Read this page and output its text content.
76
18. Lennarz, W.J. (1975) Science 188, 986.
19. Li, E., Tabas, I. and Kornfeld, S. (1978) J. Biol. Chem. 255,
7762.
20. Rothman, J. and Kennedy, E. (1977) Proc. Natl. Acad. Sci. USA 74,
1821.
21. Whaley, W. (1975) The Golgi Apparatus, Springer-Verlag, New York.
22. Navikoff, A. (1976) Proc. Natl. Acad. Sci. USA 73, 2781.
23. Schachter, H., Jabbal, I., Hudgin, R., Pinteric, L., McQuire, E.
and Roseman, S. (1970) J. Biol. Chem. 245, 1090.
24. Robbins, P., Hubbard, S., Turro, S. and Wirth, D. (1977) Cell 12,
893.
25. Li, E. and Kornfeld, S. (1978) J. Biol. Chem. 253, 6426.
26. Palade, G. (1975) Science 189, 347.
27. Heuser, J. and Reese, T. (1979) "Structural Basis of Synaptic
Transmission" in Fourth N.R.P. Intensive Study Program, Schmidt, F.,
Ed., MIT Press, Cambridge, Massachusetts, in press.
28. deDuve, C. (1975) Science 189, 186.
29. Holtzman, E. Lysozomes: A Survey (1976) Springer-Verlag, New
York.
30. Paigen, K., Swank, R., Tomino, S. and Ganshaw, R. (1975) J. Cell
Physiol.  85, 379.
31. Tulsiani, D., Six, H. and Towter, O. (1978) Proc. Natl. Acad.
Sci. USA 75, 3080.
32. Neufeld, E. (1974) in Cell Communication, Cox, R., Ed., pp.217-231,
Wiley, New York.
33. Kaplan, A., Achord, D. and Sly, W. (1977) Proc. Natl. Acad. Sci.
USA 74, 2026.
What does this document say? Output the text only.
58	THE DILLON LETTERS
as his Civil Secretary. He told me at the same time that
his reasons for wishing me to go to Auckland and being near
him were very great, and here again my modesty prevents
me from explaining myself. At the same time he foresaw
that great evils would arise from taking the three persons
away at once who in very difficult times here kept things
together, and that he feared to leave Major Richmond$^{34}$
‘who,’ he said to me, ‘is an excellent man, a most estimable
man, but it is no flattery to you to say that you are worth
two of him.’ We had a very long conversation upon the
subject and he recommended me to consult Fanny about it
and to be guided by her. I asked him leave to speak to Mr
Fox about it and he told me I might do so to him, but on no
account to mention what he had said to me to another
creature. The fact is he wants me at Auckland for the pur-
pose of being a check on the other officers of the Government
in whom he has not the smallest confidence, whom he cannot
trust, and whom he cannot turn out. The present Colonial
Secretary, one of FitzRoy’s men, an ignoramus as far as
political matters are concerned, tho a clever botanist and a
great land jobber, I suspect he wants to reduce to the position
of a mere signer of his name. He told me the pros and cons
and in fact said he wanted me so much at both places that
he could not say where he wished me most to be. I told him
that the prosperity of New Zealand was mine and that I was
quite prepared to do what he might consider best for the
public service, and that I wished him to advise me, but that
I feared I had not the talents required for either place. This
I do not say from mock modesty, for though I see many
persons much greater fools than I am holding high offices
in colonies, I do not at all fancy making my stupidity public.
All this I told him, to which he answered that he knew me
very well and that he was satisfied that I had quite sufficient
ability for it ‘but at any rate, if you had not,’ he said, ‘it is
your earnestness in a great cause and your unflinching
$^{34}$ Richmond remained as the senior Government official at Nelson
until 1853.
○ ○ ○
**Directions for this task**
Find the lines above that include the string "Auckland" and copy them.

**Worked answer**
his reasons for wishing me to go to Auckland and being near
creature. The fact is he wants me at Auckland for the pur-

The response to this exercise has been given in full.